- [STATED GOAL]: Identify the lines that contain the word "content" and copy each one.

- [PROVIDED ENTRIES]:
>> start

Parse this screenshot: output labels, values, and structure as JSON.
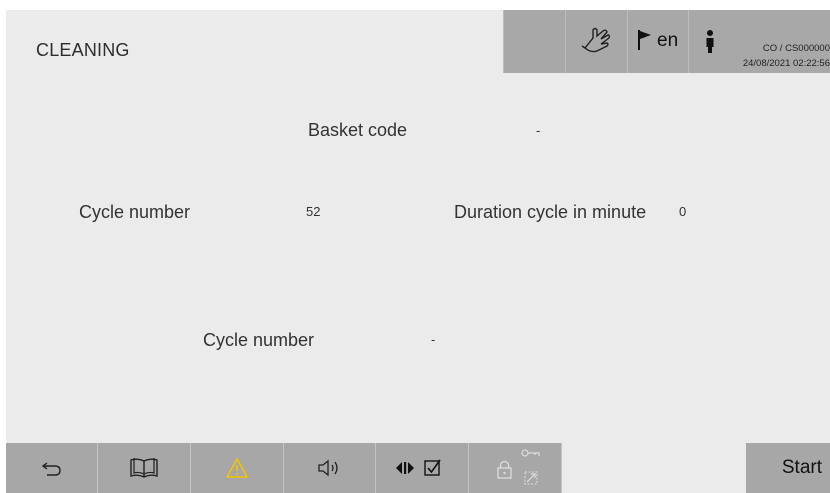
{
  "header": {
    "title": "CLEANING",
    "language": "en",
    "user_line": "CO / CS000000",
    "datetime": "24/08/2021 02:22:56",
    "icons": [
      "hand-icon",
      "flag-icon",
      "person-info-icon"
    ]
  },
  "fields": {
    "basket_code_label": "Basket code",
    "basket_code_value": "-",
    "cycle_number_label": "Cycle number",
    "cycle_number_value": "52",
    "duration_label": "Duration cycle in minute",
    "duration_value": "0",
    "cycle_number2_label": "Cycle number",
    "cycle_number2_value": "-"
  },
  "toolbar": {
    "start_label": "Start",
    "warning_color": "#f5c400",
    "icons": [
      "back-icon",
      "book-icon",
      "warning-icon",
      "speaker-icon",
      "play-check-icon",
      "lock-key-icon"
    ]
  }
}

>> end
>> start

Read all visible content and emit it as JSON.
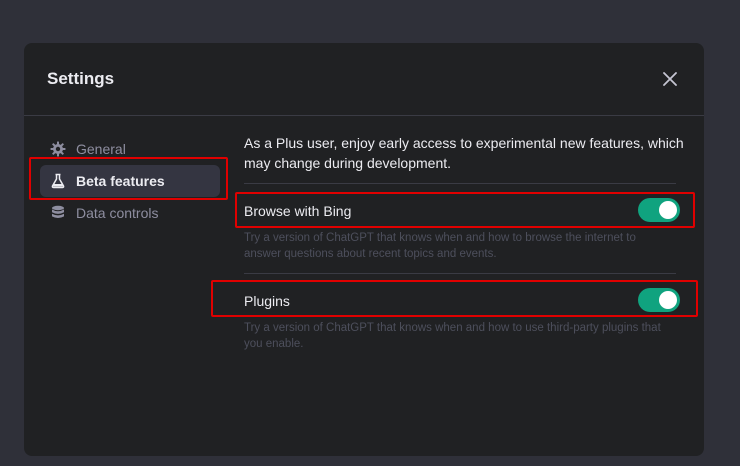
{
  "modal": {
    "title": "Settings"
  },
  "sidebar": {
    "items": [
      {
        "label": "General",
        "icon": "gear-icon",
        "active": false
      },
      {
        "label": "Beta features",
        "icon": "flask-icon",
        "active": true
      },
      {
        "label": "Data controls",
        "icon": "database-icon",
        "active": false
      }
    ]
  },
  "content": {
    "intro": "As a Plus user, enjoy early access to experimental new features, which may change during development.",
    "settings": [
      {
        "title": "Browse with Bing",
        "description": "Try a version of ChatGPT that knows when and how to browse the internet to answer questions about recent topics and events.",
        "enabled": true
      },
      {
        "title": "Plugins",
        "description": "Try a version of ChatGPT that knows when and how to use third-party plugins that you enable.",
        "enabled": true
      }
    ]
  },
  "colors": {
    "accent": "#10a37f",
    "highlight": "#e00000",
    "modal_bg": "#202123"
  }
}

>> end

- [EXPECTED OUTPUT]:
Read all visible content and emit it as JSON.
  "content": {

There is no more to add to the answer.